The input.
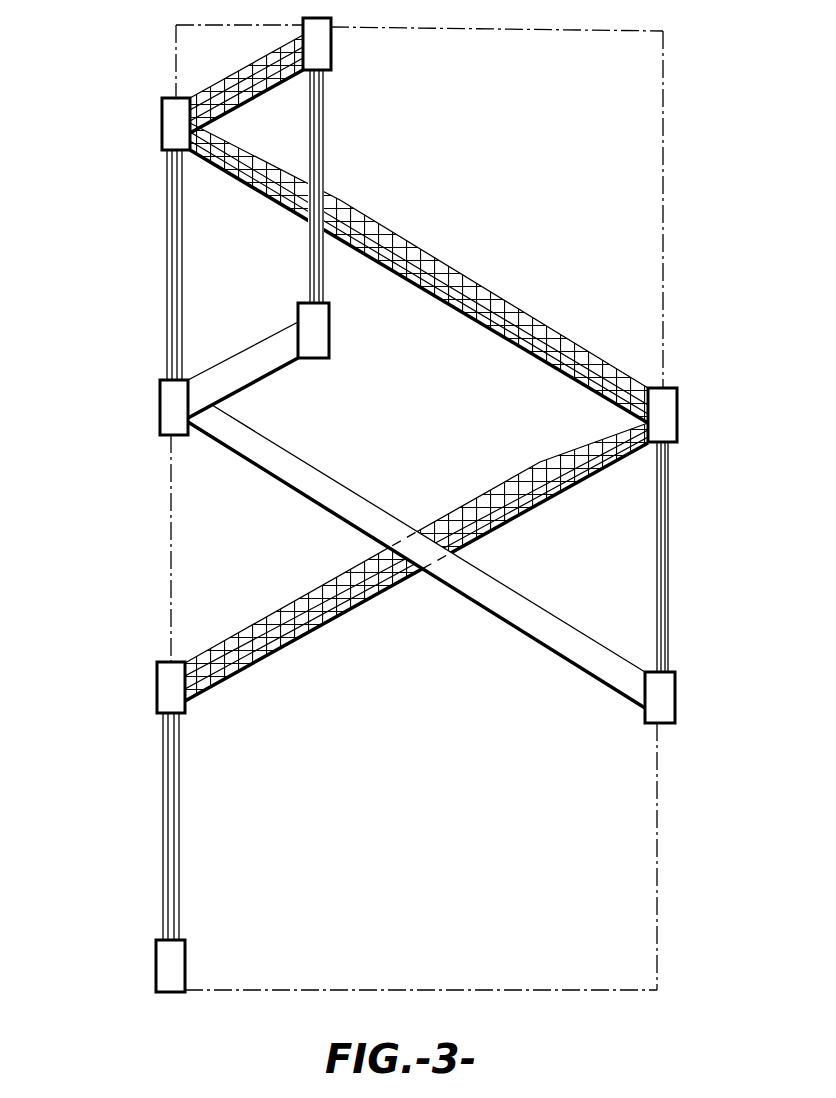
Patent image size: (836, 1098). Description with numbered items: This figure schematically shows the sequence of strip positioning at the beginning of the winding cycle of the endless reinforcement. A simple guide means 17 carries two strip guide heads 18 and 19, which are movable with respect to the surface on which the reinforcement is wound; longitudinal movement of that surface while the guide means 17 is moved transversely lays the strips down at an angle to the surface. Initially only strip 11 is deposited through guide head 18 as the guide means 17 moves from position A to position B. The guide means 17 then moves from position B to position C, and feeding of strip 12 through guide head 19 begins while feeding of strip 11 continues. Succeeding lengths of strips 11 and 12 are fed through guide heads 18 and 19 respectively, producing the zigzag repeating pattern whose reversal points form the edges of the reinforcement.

The strip 11 is at (245, 657).
The strip 12 is at (568, 655).
The guide means 17 is at (167, 222).
The strip guide head 18 is at (163, 104).
The strip guide head 19 is at (161, 412).
The position A is at (108, 838).
The position B is at (702, 510).
The position C is at (118, 268).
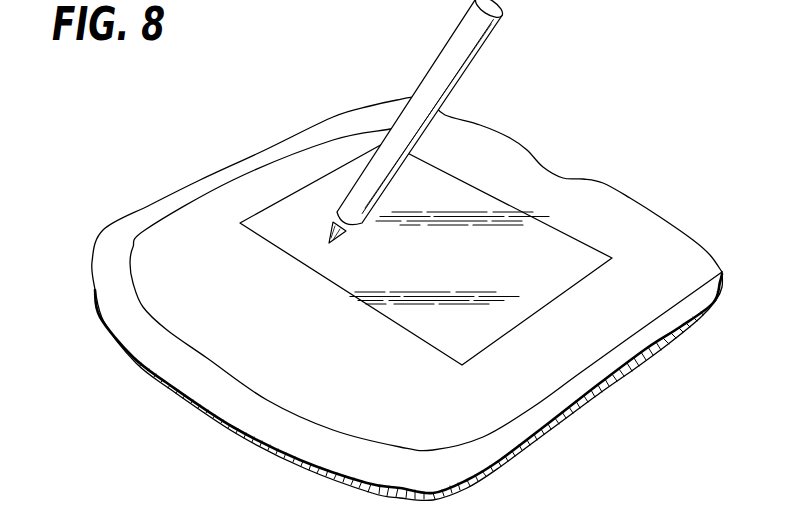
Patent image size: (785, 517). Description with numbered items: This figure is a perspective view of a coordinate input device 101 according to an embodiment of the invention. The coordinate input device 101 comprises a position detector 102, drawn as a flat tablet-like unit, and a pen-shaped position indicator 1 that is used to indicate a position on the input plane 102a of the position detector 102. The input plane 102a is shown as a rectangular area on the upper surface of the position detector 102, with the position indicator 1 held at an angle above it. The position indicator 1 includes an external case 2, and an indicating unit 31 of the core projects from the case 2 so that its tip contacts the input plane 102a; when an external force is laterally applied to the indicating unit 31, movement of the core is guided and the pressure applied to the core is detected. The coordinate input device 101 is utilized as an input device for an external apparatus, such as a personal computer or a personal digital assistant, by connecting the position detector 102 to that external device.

The position indicator 1 is at (449, 183).
The external case 2 is at (427, 88).
The indicating unit 31 is at (338, 245).
The coordinate input device 101 is at (407, 275).
The position detector 102 is at (513, 390).
The input plane 102a is at (553, 285).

Exercise brief. Rewrite the material from its first line through the line that has "The position C is at (118, 268).", putting "order" in place of "sequence" and keeping everything else the same. Leave the pictures out.

Expected answer.
Patent image size: (836, 1098). Description with numbered items: This figure schematically shows the order of strip positioning at the beginning of the winding cycle of the endless reinforcement. A simple guide means 17 carries two strip guide heads 18 and 19, which are movable with respect to the surface on which the reinforcement is wound; longitudinal movement of that surface while the guide means 17 is moved transversely lays the strips down at an angle to the surface. Initially only strip 11 is deposited through guide head 18 as the guide means 17 moves from position A to position B. The guide means 17 then moves from position B to position C, and feeding of strip 12 through guide head 19 begins while feeding of strip 11 continues. Succeeding lengths of strips 11 and 12 are fed through guide heads 18 and 19 respectively, producing the zigzag repeating pattern whose reversal points form the edges of the reinforcement.

The strip 11 is at (245, 657).
The strip 12 is at (568, 655).
The guide means 17 is at (167, 222).
The strip guide head 18 is at (163, 104).
The strip guide head 19 is at (161, 412).
The position A is at (108, 838).
The position B is at (702, 510).
The position C is at (118, 268).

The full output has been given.